-- begin Dataset content --

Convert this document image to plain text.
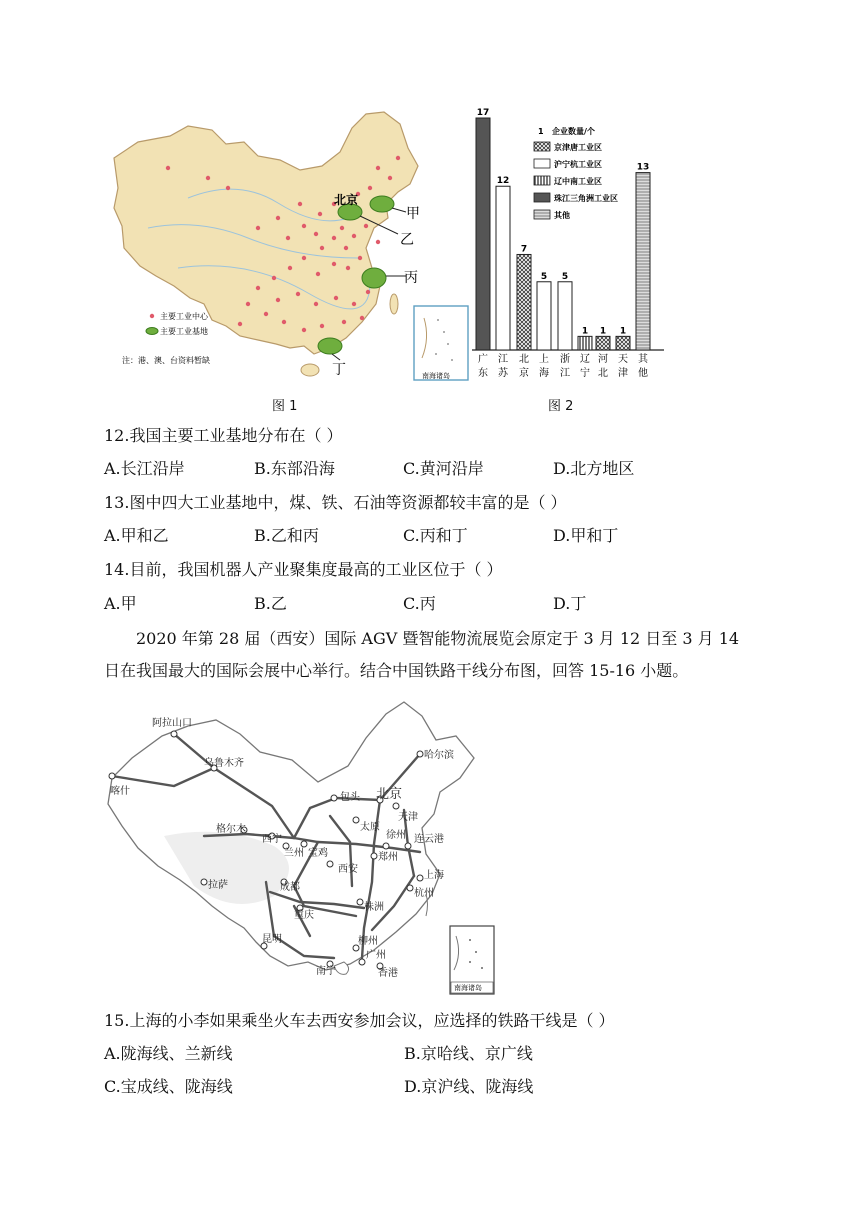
北京
甲
乙
丙
丁
主要工业中心
主要工业基地
注：港、澳、台资料暂缺
南海诸岛
图 1
17
12
7
5 5
1 1 1
13
广
东
江
苏
北
京
上
海
浙
江
辽
宁
河
北
天
津
其
他
1 企业数量/个
京津唐工业区
沪宁杭工业区
辽中南工业区
珠江三角洲工业区
其他
图 2
12.我国主要工业基地分布在（ ）
A.长江沿岸	B.东部沿海	C.黄河沿岸	D.北方地区
13.图中四大工业基地中，煤、铁、石油等资源都较丰富的是（ ）
A.甲和乙	B.乙和丙	C.丙和丁	D.甲和丁
14.目前，我国机器人产业聚集度最高的工业区位于（ ）
A.甲	B.乙	C.丙	D.丁
2020 年第 28 届（西安）国际 AGV 暨智能物流展览会原定于 3 月 12 日至 3 月 14
日在我国最大的国际会展中心举行。结合中国铁路干线分布图，回答 15-16 小题。
阿拉山口
乌鲁木齐
喀什
格尔木
西宁
兰州 宝鸡
拉萨
包头 北京
天津
太原
郑州
西安
成都
重庆
连云港
徐州
上海
杭州
株洲
昆明	柳州
广州
南宁	香港
哈尔滨
南海诸岛
15.上海的小李如果乘坐火车去西安参加会议，应选择的铁路干线是（ ）
A.陇海线、兰新线	B.京哈线、京广线
C.宝成线、陇海线	D.京沪线、陇海线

-- end Dataset content --

From the records given above, reproduce all text exactly and exclude each picture.

:: Task answer ::
Convert this document image to plain text.
北京
甲
乙
丙
丁
主要工业中心
主要工业基地
注：港、澳、台资料暂缺
南海诸岛
图 1
17
12
7
5 5
1 1 1
13
广
东
江
苏
北
京
上
海
浙
江
辽
宁
河
北
天
津
其
他
1 企业数量/个
京津唐工业区
沪宁杭工业区
辽中南工业区
珠江三角洲工业区
其他
图 2
12.我国主要工业基地分布在（ ）
A.长江沿岸	B.东部沿海	C.黄河沿岸	D.北方地区
13.图中四大工业基地中，煤、铁、石油等资源都较丰富的是（ ）
A.甲和乙	B.乙和丙	C.丙和丁	D.甲和丁
14.目前，我国机器人产业聚集度最高的工业区位于（ ）
A.甲	B.乙	C.丙	D.丁
2020 年第 28 届（西安）国际 AGV 暨智能物流展览会原定于 3 月 12 日至 3 月 14
日在我国最大的国际会展中心举行。结合中国铁路干线分布图，回答 15-16 小题。
阿拉山口
乌鲁木齐
喀什
格尔木
西宁
兰州 宝鸡
拉萨
包头 北京
天津
太原
郑州
西安
成都
重庆
连云港
徐州
上海
杭州
株洲
昆明	柳州
广州
南宁	香港
哈尔滨
南海诸岛
15.上海的小李如果乘坐火车去西安参加会议，应选择的铁路干线是（ ）
A.陇海线、兰新线	B.京哈线、京广线
C.宝成线、陇海线	D.京沪线、陇海线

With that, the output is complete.